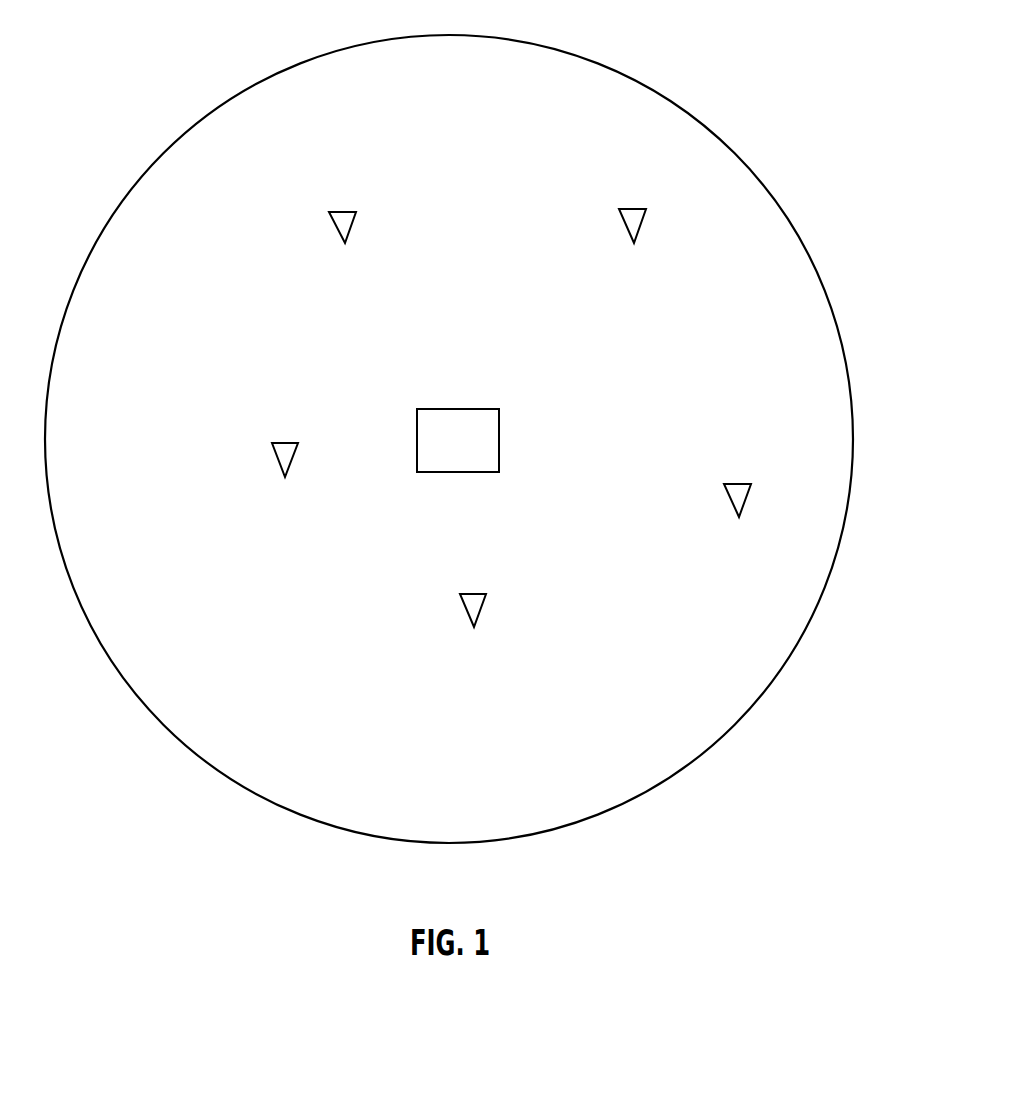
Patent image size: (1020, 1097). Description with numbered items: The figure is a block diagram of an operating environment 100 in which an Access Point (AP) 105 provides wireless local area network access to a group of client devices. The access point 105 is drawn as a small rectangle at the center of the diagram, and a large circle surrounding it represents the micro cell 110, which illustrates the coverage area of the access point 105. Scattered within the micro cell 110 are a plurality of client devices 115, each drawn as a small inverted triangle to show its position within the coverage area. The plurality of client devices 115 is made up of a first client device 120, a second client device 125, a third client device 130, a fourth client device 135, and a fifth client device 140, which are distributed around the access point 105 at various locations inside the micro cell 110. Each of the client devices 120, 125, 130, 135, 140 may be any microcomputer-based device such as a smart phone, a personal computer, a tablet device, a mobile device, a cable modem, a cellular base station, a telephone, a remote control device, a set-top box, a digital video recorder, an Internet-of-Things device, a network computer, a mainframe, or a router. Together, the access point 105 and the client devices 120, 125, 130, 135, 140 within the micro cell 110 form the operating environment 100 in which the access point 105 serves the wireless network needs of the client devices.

The operating environment 100 is at (728, 75).
The Access Point (AP) 105 is at (458, 409).
The micro cell 110 is at (742, 158).
The plurality of client devices 115 is at (417, 142).
The first client device 120 is at (283, 452).
The second client device 125 is at (470, 603).
The third client device 130 is at (736, 493).
The fourth client device 135 is at (630, 219).
The fifth client device 140 is at (340, 221).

----------

_WHAT IS BEING ASKED_
Recast every line of the items above as a numbered list. Drop any blank lines and leave the pictures out.

_EXERCISE ANSWER_
1. Patent image size: (1020, 1097). Description with numbered items: The figure is a block diagram of an operating environment 100 in which an Access Point (AP) 105 provides wireless local area network access to a group of client devices. The access point 105 is drawn as a small rectangle at the center of the diagram, and a large circle surrounding it represents the micro cell 110, which illustrates the coverage area of the access point 105. Scattered within the micro cell 110 are a plurality of client devices 115, each drawn as a small inverted triangle to show its position within the coverage area. The plurality of client devices 115 is made up of a first client device 120, a second client device 125, a third client device 130, a fourth client device 135, and a fifth client device 140, which are distributed around the access point 105 at various locations inside the micro cell 110. Each of the client devices 120, 125, 130, 135, 140 may be any microcomputer-based device such as a smart phone, a personal computer, a tablet device, a mobile device, a cable modem, a cellular base station, a telephone, a remote control device, a set-top box, a digital video recorder, an Internet-of-Things device, a network computer, a mainframe, or a router. Together, the access point 105 and the client devices 120, 125, 130, 135, 140 within the micro cell 110 form the operating environment 100 in which the access point 105 serves the wireless network needs of the client devices.
2. The operating environment 100 is at (728, 75).
3. The Access Point (AP) 105 is at (458, 409).
4. The micro cell 110 is at (742, 158).
5. The plurality of client devices 115 is at (417, 142).
6. The first client device 120 is at (283, 452).
7. The second client device 125 is at (470, 603).
8. The third client device 130 is at (736, 493).
9. The fourth client device 135 is at (630, 219).
10. The fifth client device 140 is at (340, 221).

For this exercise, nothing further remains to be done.